STATED EXERCISE — Of the lines listed below, how many contain the string "самолета"? Answer with the number alone.

DATASET ENTRIES —
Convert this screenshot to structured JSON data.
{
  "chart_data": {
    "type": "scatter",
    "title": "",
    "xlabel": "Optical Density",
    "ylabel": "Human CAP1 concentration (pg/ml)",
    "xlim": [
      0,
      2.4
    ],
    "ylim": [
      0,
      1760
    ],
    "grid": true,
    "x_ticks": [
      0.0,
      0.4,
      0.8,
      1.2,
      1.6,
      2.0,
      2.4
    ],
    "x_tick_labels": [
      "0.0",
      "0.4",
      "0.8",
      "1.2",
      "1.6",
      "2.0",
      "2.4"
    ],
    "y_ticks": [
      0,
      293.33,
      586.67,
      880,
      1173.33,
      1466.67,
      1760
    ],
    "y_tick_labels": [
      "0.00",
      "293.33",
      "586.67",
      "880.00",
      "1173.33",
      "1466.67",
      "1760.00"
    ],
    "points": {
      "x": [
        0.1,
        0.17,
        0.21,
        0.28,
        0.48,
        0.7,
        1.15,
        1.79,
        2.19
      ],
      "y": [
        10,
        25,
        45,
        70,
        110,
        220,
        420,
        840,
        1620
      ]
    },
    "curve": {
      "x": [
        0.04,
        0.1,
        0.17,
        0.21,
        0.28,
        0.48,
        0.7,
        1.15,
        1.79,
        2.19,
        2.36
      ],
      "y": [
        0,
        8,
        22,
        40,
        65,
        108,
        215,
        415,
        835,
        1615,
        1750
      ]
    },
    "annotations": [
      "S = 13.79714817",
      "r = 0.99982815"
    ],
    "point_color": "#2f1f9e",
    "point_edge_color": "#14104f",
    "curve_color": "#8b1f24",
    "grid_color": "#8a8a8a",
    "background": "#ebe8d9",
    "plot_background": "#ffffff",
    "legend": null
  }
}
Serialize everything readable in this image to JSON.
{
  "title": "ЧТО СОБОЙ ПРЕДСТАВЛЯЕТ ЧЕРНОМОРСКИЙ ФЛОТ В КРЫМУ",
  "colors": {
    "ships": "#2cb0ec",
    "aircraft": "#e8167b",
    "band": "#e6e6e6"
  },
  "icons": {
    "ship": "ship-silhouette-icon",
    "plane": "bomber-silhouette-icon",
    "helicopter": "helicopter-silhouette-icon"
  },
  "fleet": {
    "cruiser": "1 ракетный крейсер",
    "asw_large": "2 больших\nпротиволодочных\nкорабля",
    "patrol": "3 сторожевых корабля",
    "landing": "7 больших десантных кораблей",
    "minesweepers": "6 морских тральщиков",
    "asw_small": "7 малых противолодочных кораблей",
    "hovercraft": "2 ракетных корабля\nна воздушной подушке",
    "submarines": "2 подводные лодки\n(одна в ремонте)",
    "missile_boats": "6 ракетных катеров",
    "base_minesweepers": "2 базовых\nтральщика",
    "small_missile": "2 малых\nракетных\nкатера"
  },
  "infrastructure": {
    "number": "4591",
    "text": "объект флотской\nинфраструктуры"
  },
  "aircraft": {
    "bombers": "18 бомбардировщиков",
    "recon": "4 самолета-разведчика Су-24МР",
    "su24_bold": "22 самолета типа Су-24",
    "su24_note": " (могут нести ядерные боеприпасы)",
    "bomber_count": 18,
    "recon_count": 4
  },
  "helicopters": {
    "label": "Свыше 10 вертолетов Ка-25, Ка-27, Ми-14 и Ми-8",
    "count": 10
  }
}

RESULT — 2